Look for "ipotensivo" in the listing below. Gather each line that contains it.

■ Stored items:
** START **
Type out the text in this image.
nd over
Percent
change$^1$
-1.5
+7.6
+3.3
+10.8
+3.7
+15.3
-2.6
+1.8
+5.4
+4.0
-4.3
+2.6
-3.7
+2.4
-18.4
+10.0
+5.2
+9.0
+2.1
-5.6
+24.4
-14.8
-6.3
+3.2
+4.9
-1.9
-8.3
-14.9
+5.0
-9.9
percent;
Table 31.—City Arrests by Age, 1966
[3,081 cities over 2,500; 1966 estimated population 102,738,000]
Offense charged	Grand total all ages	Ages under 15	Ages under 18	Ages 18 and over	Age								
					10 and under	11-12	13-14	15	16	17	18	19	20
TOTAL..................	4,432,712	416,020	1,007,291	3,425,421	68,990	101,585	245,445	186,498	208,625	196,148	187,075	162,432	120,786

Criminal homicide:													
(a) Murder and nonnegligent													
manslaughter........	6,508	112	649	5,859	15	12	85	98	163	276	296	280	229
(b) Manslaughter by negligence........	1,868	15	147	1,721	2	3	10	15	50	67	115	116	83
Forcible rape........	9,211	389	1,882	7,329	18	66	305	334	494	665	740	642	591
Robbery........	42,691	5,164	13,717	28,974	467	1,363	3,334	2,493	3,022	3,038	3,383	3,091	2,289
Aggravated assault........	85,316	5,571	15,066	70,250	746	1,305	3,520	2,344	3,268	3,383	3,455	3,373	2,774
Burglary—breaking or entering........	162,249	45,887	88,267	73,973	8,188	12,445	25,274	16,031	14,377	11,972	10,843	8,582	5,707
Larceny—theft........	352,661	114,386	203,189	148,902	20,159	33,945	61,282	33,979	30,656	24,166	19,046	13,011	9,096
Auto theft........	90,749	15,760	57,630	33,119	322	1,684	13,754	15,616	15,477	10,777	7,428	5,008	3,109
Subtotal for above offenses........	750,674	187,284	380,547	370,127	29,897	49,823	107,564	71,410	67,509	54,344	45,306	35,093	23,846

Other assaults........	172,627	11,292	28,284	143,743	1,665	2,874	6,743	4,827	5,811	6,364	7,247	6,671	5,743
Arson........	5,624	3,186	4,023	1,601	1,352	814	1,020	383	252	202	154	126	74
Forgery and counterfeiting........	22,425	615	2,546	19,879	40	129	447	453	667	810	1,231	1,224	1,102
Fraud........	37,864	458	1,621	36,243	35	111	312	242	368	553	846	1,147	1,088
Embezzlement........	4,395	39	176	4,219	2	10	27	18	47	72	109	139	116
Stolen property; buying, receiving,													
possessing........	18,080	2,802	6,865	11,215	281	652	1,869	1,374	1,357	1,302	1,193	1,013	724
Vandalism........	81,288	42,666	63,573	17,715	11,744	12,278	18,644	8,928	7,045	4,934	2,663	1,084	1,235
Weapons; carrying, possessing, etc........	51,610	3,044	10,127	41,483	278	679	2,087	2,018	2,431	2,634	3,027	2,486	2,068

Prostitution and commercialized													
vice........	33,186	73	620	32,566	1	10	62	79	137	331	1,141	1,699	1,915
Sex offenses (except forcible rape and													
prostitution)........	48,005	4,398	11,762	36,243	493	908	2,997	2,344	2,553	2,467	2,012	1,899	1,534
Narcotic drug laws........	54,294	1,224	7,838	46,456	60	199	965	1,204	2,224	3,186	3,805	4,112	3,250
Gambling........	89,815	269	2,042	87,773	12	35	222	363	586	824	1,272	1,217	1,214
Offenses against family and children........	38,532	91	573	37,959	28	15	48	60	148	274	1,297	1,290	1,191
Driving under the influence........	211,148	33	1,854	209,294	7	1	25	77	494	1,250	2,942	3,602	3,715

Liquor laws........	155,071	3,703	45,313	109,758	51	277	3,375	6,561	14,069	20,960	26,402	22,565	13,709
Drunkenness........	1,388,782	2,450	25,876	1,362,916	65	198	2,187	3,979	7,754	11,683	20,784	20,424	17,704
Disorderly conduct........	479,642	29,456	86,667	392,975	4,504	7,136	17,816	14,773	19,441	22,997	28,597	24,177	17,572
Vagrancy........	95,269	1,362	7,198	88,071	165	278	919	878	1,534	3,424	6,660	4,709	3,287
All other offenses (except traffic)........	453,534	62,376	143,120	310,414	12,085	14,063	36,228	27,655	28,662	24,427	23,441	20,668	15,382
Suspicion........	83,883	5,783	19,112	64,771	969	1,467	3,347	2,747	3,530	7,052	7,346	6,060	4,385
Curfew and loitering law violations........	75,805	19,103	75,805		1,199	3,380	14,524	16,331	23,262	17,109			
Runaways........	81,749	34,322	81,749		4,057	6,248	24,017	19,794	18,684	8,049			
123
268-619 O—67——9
** END **
** START **
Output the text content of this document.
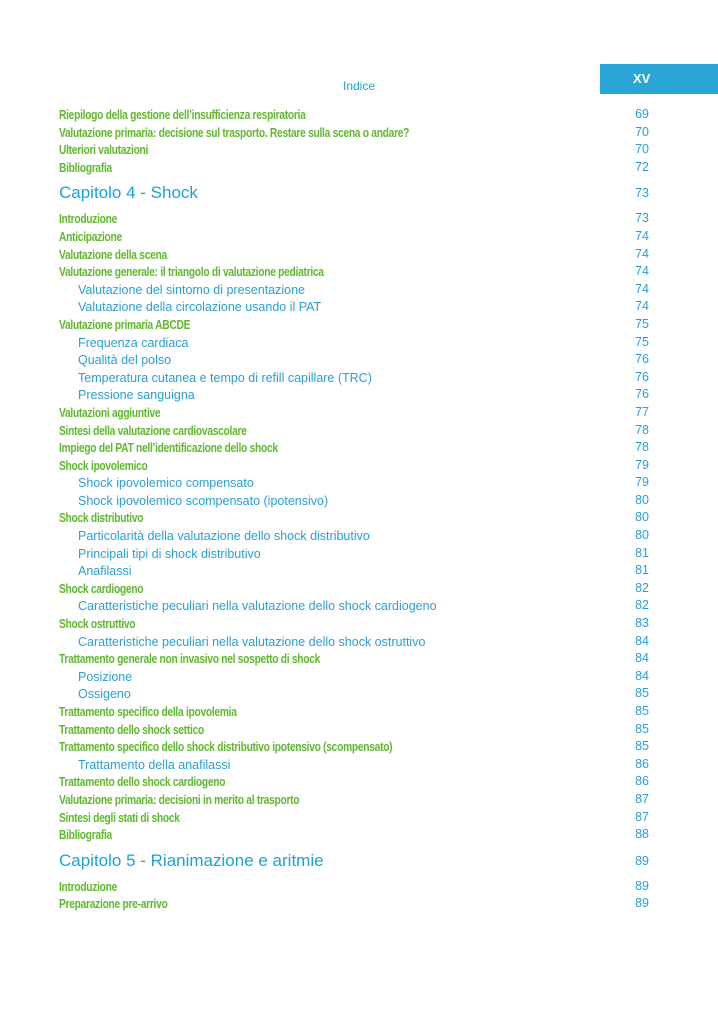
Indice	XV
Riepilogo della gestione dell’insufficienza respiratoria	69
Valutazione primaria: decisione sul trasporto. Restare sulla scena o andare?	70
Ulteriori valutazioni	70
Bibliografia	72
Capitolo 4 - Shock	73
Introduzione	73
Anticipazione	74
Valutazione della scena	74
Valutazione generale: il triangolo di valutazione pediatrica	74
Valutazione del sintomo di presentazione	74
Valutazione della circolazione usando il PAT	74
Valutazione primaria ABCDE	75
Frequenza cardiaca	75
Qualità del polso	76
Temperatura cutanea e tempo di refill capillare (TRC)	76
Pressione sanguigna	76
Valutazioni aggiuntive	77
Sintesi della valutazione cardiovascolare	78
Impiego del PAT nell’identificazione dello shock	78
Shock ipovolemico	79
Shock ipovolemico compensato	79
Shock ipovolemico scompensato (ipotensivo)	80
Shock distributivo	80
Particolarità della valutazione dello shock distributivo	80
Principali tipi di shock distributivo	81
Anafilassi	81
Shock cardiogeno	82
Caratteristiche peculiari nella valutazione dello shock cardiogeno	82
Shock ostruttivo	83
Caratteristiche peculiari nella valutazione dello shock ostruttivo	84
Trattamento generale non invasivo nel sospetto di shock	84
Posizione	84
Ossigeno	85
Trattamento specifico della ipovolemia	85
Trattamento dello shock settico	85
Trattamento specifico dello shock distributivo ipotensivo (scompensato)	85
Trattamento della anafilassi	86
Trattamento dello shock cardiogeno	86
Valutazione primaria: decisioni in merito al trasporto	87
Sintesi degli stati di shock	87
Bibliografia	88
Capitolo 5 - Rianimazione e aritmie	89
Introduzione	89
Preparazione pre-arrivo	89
** END **
■ TASK ANSWER:
Shock ipovolemico scompensato (ipotensivo)	80
Trattamento specifico dello shock distributivo ipotensivo (scompensato)	85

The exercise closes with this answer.